WRITTEN INSTRUCTION: Write out the material again word for word, dropping any images it holds.

** Begin THE RECORDS **

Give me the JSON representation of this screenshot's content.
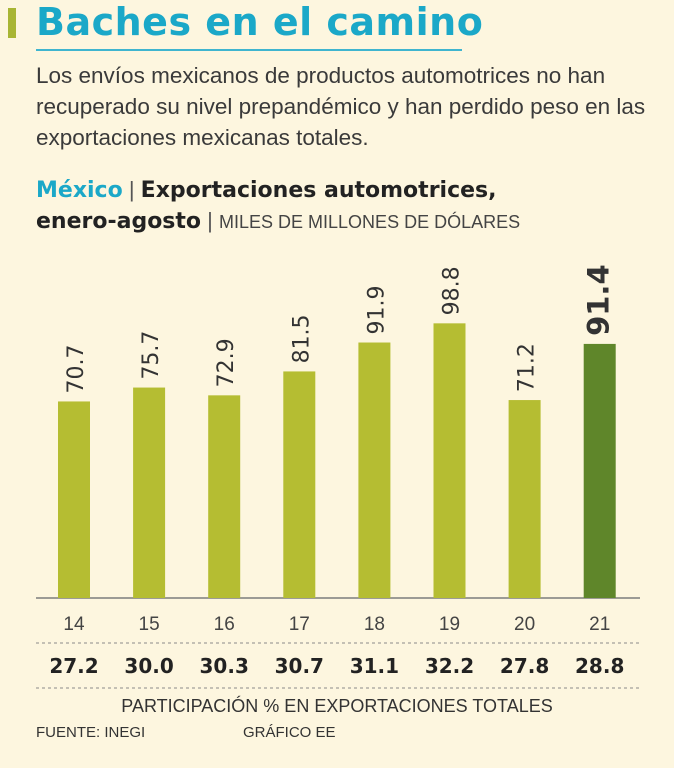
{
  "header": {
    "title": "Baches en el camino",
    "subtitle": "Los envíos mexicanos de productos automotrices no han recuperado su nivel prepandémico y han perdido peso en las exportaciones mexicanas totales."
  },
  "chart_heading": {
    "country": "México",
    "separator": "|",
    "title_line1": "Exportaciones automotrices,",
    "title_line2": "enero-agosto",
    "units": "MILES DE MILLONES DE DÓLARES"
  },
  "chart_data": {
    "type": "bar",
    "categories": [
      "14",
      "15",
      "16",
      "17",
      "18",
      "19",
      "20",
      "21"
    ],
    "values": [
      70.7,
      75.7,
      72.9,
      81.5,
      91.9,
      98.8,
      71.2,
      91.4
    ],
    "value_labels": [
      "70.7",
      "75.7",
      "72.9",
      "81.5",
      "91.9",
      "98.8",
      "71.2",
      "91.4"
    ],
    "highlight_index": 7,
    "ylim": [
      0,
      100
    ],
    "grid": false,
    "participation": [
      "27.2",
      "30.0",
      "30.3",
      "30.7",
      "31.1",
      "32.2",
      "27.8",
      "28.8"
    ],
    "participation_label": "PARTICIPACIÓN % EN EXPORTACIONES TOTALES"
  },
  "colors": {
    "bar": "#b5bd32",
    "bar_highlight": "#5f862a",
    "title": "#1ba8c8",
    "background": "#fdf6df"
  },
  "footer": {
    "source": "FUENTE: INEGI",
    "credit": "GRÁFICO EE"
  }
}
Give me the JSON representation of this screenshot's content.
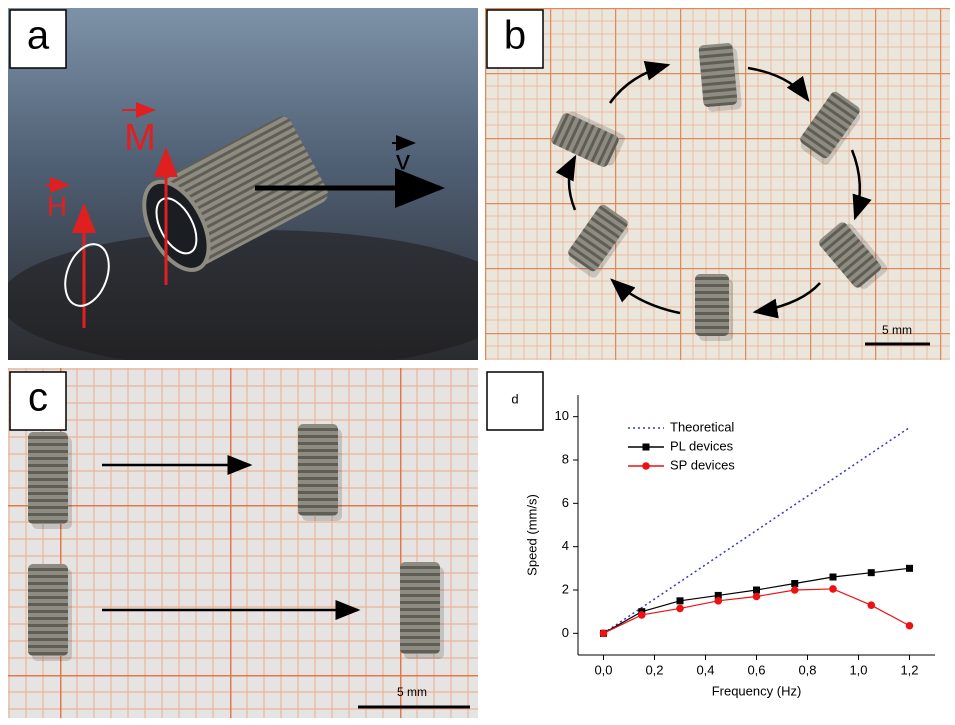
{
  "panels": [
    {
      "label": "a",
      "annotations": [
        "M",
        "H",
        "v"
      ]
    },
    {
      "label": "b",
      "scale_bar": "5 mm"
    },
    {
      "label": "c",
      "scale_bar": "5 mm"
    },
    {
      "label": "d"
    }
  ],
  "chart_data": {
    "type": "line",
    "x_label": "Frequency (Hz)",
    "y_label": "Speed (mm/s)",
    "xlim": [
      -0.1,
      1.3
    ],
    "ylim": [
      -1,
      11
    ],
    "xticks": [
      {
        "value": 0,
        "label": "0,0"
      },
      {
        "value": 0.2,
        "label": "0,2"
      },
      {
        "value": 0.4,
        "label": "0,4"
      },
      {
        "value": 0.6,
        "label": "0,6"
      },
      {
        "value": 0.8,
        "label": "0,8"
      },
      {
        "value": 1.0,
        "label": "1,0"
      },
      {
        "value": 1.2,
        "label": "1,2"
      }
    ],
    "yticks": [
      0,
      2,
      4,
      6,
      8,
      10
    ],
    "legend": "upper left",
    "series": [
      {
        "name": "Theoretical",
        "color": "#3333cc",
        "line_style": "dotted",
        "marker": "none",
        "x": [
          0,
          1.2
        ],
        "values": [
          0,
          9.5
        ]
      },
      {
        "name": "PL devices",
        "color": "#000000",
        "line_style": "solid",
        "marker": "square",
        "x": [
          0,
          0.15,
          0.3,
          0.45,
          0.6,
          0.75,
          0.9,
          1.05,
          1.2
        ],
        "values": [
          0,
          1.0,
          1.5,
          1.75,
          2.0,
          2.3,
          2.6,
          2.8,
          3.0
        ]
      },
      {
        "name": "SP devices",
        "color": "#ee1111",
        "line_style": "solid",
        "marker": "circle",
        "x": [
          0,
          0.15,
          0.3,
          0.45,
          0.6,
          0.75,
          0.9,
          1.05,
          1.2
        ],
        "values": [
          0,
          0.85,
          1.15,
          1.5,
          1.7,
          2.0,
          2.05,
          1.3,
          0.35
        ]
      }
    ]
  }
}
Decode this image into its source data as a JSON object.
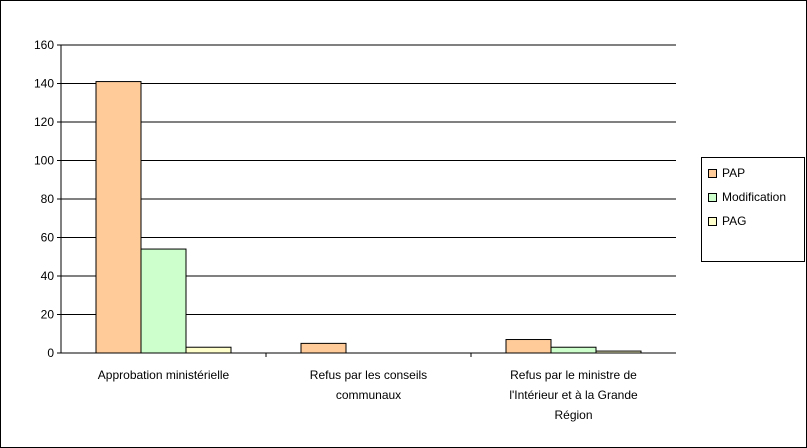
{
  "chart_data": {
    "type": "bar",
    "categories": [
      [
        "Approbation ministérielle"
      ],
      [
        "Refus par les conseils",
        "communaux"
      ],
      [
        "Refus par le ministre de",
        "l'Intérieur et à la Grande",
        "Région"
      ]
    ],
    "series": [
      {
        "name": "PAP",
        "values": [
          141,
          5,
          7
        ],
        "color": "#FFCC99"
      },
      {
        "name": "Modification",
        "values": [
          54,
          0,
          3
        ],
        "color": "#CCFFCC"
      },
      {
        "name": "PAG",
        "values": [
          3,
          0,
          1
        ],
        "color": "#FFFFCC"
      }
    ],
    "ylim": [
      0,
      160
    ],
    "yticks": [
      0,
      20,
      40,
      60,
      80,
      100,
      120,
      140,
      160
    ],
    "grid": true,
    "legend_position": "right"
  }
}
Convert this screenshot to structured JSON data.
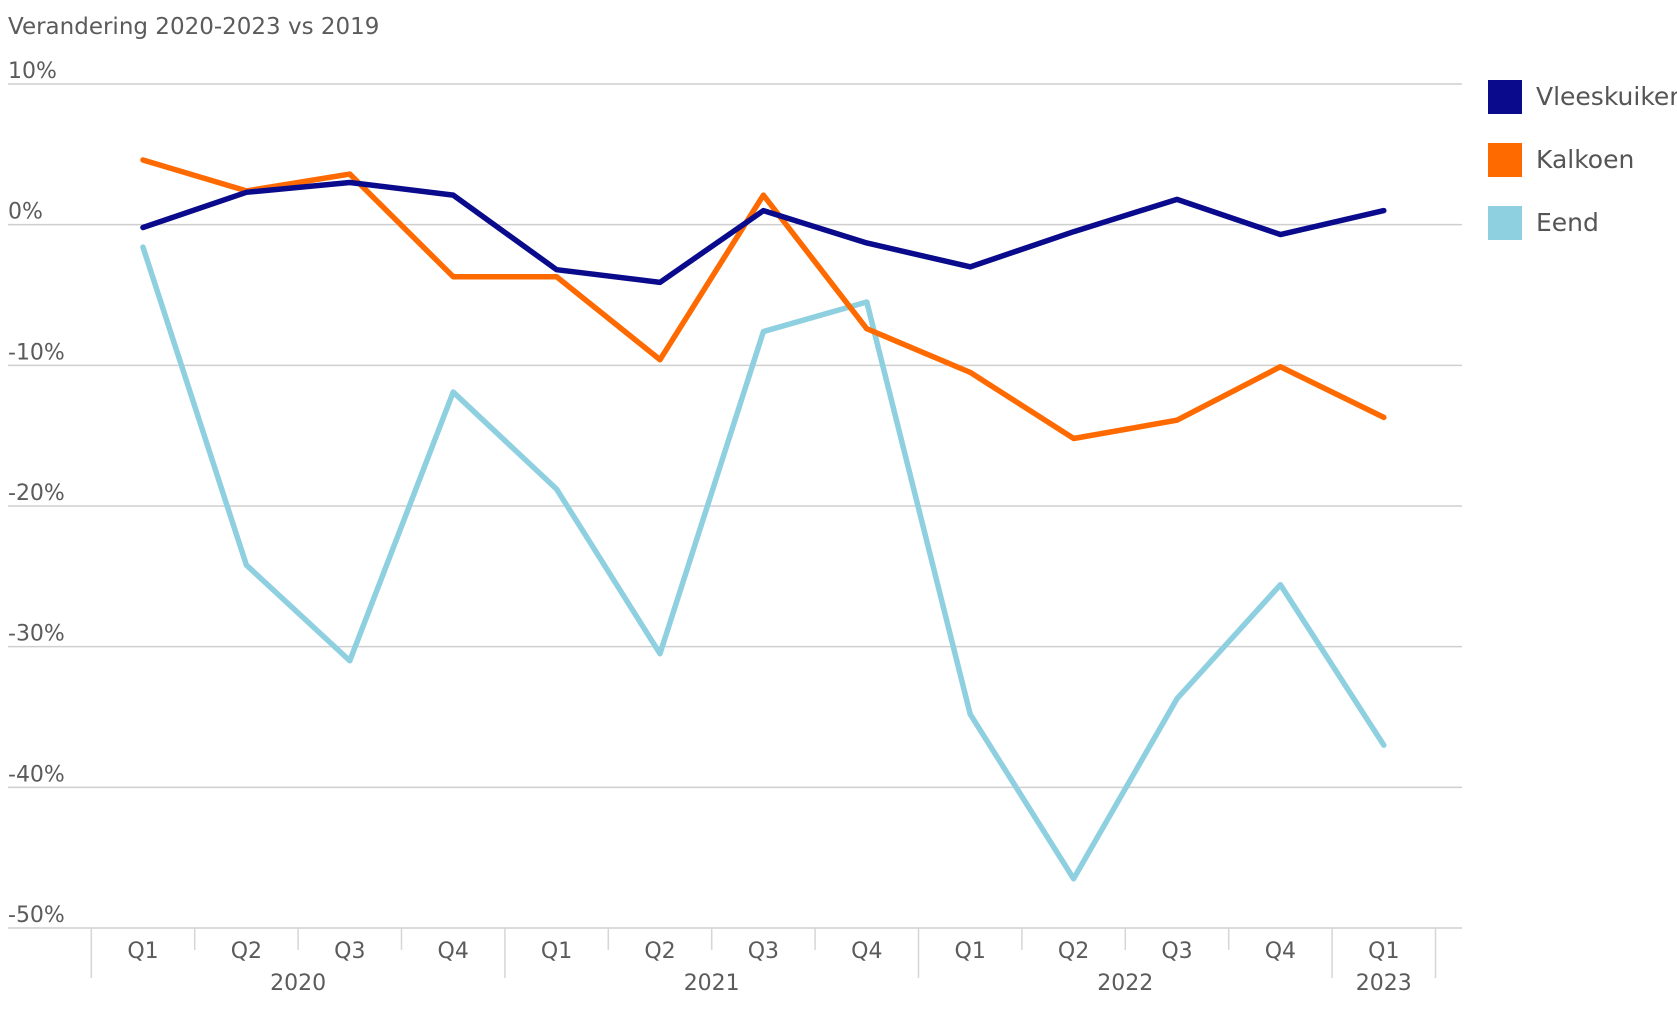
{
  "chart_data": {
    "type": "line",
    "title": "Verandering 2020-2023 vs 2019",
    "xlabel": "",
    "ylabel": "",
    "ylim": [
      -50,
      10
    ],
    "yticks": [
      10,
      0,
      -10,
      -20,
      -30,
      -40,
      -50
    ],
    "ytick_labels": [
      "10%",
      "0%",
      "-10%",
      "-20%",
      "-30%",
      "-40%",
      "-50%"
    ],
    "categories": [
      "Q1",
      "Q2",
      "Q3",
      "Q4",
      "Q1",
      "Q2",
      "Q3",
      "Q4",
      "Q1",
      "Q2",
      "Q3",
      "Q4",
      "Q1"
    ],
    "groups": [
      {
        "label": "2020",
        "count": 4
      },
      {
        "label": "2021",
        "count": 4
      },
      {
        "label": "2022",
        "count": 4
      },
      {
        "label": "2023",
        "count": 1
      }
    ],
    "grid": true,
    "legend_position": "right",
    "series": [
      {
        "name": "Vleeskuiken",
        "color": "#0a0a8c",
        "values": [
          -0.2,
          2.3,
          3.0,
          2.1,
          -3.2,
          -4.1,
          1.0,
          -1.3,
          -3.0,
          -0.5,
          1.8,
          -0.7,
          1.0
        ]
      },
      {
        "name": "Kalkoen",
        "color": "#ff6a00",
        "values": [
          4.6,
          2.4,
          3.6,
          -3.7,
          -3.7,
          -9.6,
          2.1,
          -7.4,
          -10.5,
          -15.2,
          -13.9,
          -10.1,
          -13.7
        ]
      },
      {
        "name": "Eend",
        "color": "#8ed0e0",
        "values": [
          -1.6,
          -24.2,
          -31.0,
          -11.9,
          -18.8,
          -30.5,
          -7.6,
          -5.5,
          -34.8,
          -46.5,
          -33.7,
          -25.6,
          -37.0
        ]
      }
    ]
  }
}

** End THE RECORDS **

SOLUTION FOR THIS PROBLEM:
Give me the JSON representation of this screenshot's content.
{
  "header": {
    "title": "Baches en el camino",
    "subtitle": "Los envíos mexicanos de productos automotrices no han recuperado su nivel prepandémico y han perdido peso en las exportaciones mexicanas totales."
  },
  "chart_heading": {
    "country": "México",
    "separator": "|",
    "title_line1": "Exportaciones automotrices,",
    "title_line2": "enero-agosto",
    "units": "MILES DE MILLONES DE DÓLARES"
  },
  "chart_data": {
    "type": "bar",
    "categories": [
      "14",
      "15",
      "16",
      "17",
      "18",
      "19",
      "20",
      "21"
    ],
    "values": [
      70.7,
      75.7,
      72.9,
      81.5,
      91.9,
      98.8,
      71.2,
      91.4
    ],
    "value_labels": [
      "70.7",
      "75.7",
      "72.9",
      "81.5",
      "91.9",
      "98.8",
      "71.2",
      "91.4"
    ],
    "highlight_index": 7,
    "ylim": [
      0,
      100
    ],
    "grid": false,
    "participation": [
      "27.2",
      "30.0",
      "30.3",
      "30.7",
      "31.1",
      "32.2",
      "27.8",
      "28.8"
    ],
    "participation_label": "PARTICIPACIÓN % EN EXPORTACIONES TOTALES"
  },
  "colors": {
    "bar": "#b5bd32",
    "bar_highlight": "#5f862a",
    "title": "#1ba8c8",
    "background": "#fdf6df"
  },
  "footer": {
    "source": "FUENTE: INEGI",
    "credit": "GRÁFICO EE"
  }
}
Give me the JSON representation of this screenshot's content.
{
  "panels": [
    {
      "label": "a",
      "annotations": [
        "M",
        "H",
        "v"
      ]
    },
    {
      "label": "b",
      "scale_bar": "5 mm"
    },
    {
      "label": "c",
      "scale_bar": "5 mm"
    },
    {
      "label": "d"
    }
  ],
  "chart_data": {
    "type": "line",
    "x_label": "Frequency (Hz)",
    "y_label": "Speed (mm/s)",
    "xlim": [
      -0.1,
      1.3
    ],
    "ylim": [
      -1,
      11
    ],
    "xticks": [
      {
        "value": 0,
        "label": "0,0"
      },
      {
        "value": 0.2,
        "label": "0,2"
      },
      {
        "value": 0.4,
        "label": "0,4"
      },
      {
        "value": 0.6,
        "label": "0,6"
      },
      {
        "value": 0.8,
        "label": "0,8"
      },
      {
        "value": 1.0,
        "label": "1,0"
      },
      {
        "value": 1.2,
        "label": "1,2"
      }
    ],
    "yticks": [
      0,
      2,
      4,
      6,
      8,
      10
    ],
    "legend": "upper left",
    "series": [
      {
        "name": "Theoretical",
        "color": "#3333cc",
        "line_style": "dotted",
        "marker": "none",
        "x": [
          0,
          1.2
        ],
        "values": [
          0,
          9.5
        ]
      },
      {
        "name": "PL devices",
        "color": "#000000",
        "line_style": "solid",
        "marker": "square",
        "x": [
          0,
          0.15,
          0.3,
          0.45,
          0.6,
          0.75,
          0.9,
          1.05,
          1.2
        ],
        "values": [
          0,
          1.0,
          1.5,
          1.75,
          2.0,
          2.3,
          2.6,
          2.8,
          3.0
        ]
      },
      {
        "name": "SP devices",
        "color": "#ee1111",
        "line_style": "solid",
        "marker": "circle",
        "x": [
          0,
          0.15,
          0.3,
          0.45,
          0.6,
          0.75,
          0.9,
          1.05,
          1.2
        ],
        "values": [
          0,
          0.85,
          1.15,
          1.5,
          1.7,
          2.0,
          2.05,
          1.3,
          0.35
        ]
      }
    ]
  }
}
Decode this image into its source data as a JSON object.
{
  "chart_data": {
    "type": "bar",
    "categories": [
      [
        "Approbation ministérielle"
      ],
      [
        "Refus par les conseils",
        "communaux"
      ],
      [
        "Refus par le ministre de",
        "l'Intérieur et à la Grande",
        "Région"
      ]
    ],
    "series": [
      {
        "name": "PAP",
        "values": [
          141,
          5,
          7
        ],
        "color": "#FFCC99"
      },
      {
        "name": "Modification",
        "values": [
          54,
          0,
          3
        ],
        "color": "#CCFFCC"
      },
      {
        "name": "PAG",
        "values": [
          3,
          0,
          1
        ],
        "color": "#FFFFCC"
      }
    ],
    "ylim": [
      0,
      160
    ],
    "yticks": [
      0,
      20,
      40,
      60,
      80,
      100,
      120,
      140,
      160
    ],
    "grid": true,
    "legend_position": "right"
  }
}
Convert this screenshot to structured JSON data.
{
  "chart_data": {
    "type": "line",
    "title": "Verandering 2020-2023 vs 2019",
    "xlabel": "",
    "ylabel": "",
    "ylim": [
      -50,
      10
    ],
    "yticks": [
      10,
      0,
      -10,
      -20,
      -30,
      -40,
      -50
    ],
    "ytick_labels": [
      "10%",
      "0%",
      "-10%",
      "-20%",
      "-30%",
      "-40%",
      "-50%"
    ],
    "categories": [
      "Q1",
      "Q2",
      "Q3",
      "Q4",
      "Q1",
      "Q2",
      "Q3",
      "Q4",
      "Q1",
      "Q2",
      "Q3",
      "Q4",
      "Q1"
    ],
    "groups": [
      {
        "label": "2020",
        "count": 4
      },
      {
        "label": "2021",
        "count": 4
      },
      {
        "label": "2022",
        "count": 4
      },
      {
        "label": "2023",
        "count": 1
      }
    ],
    "grid": true,
    "legend_position": "right",
    "series": [
      {
        "name": "Vleeskuiken",
        "color": "#0a0a8c",
        "values": [
          -0.2,
          2.3,
          3.0,
          2.1,
          -3.2,
          -4.1,
          1.0,
          -1.3,
          -3.0,
          -0.5,
          1.8,
          -0.7,
          1.0
        ]
      },
      {
        "name": "Kalkoen",
        "color": "#ff6a00",
        "values": [
          4.6,
          2.4,
          3.6,
          -3.7,
          -3.7,
          -9.6,
          2.1,
          -7.4,
          -10.5,
          -15.2,
          -13.9,
          -10.1,
          -13.7
        ]
      },
      {
        "name": "Eend",
        "color": "#8ed0e0",
        "values": [
          -1.6,
          -24.2,
          -31.0,
          -11.9,
          -18.8,
          -30.5,
          -7.6,
          -5.5,
          -34.8,
          -46.5,
          -33.7,
          -25.6,
          -37.0
        ]
      }
    ]
  }
}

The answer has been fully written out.